▶ _The exercise_
The records below must be copied in full; omit the images.
-----
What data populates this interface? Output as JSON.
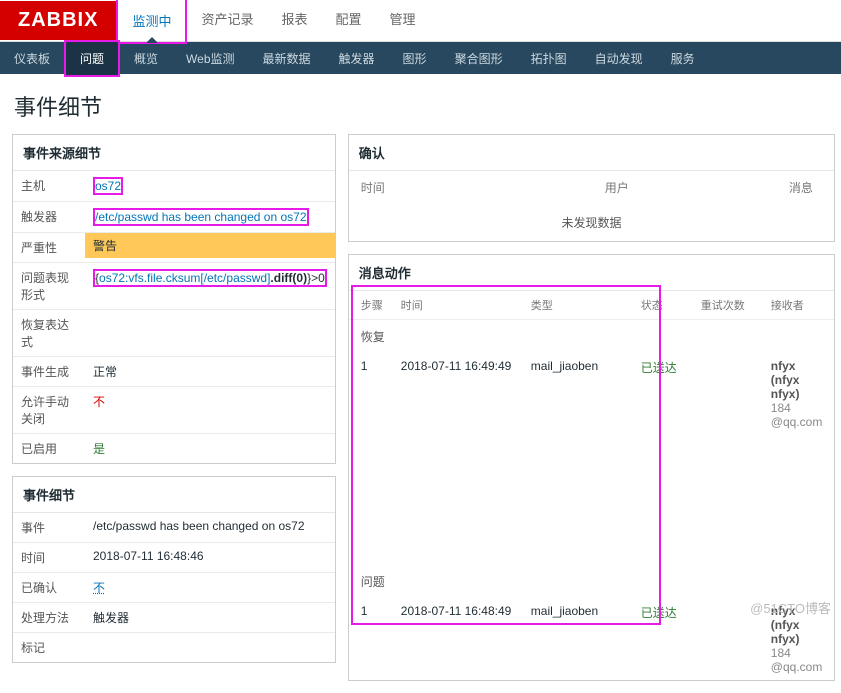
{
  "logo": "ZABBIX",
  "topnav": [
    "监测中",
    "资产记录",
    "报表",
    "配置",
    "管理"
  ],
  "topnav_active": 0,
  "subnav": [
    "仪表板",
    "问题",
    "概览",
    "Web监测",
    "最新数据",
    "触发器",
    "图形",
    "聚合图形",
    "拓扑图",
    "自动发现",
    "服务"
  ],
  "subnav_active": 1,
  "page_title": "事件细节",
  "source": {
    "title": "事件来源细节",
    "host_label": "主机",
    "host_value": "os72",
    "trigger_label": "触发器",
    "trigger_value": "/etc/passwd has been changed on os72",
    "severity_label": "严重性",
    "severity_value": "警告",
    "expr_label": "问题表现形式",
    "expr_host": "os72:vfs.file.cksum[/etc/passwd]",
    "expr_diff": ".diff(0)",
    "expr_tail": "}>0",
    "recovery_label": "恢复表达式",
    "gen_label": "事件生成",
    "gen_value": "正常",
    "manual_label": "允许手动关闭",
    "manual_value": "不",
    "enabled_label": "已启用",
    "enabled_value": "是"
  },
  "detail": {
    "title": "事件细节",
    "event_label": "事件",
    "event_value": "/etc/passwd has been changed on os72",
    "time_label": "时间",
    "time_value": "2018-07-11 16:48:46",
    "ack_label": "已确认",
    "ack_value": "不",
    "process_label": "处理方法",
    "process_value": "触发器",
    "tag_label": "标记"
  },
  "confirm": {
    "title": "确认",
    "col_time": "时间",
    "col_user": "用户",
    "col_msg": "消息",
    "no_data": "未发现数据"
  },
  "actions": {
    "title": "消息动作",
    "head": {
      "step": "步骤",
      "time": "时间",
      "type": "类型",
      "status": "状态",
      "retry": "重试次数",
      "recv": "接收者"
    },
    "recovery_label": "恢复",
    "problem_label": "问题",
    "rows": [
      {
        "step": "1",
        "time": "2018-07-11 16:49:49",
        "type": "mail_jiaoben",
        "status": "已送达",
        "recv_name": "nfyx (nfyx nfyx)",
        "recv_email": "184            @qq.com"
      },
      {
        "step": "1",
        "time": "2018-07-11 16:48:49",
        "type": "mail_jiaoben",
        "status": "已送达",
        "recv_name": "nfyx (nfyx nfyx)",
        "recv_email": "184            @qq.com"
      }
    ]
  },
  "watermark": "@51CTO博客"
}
-----
▶ _Exercise solution_
What data populates this interface? Output as JSON.
{
  "logo": "ZABBIX",
  "topnav": [
    "监测中",
    "资产记录",
    "报表",
    "配置",
    "管理"
  ],
  "topnav_active": 0,
  "subnav": [
    "仪表板",
    "问题",
    "概览",
    "Web监测",
    "最新数据",
    "触发器",
    "图形",
    "聚合图形",
    "拓扑图",
    "自动发现",
    "服务"
  ],
  "subnav_active": 1,
  "page_title": "事件细节",
  "source": {
    "title": "事件来源细节",
    "host_label": "主机",
    "host_value": "os72",
    "trigger_label": "触发器",
    "trigger_value": "/etc/passwd has been changed on os72",
    "severity_label": "严重性",
    "severity_value": "警告",
    "expr_label": "问题表现形式",
    "expr_host": "os72:vfs.file.cksum[/etc/passwd]",
    "expr_diff": ".diff(0)",
    "expr_tail": "}>0",
    "recovery_label": "恢复表达式",
    "gen_label": "事件生成",
    "gen_value": "正常",
    "manual_label": "允许手动关闭",
    "manual_value": "不",
    "enabled_label": "已启用",
    "enabled_value": "是"
  },
  "detail": {
    "title": "事件细节",
    "event_label": "事件",
    "event_value": "/etc/passwd has been changed on os72",
    "time_label": "时间",
    "time_value": "2018-07-11 16:48:46",
    "ack_label": "已确认",
    "ack_value": "不",
    "process_label": "处理方法",
    "process_value": "触发器",
    "tag_label": "标记"
  },
  "confirm": {
    "title": "确认",
    "col_time": "时间",
    "col_user": "用户",
    "col_msg": "消息",
    "no_data": "未发现数据"
  },
  "actions": {
    "title": "消息动作",
    "head": {
      "step": "步骤",
      "time": "时间",
      "type": "类型",
      "status": "状态",
      "retry": "重试次数",
      "recv": "接收者"
    },
    "recovery_label": "恢复",
    "problem_label": "问题",
    "rows": [
      {
        "step": "1",
        "time": "2018-07-11 16:49:49",
        "type": "mail_jiaoben",
        "status": "已送达",
        "recv_name": "nfyx (nfyx nfyx)",
        "recv_email": "184            @qq.com"
      },
      {
        "step": "1",
        "time": "2018-07-11 16:48:49",
        "type": "mail_jiaoben",
        "status": "已送达",
        "recv_name": "nfyx (nfyx nfyx)",
        "recv_email": "184            @qq.com"
      }
    ]
  },
  "watermark": "@51CTO博客"
}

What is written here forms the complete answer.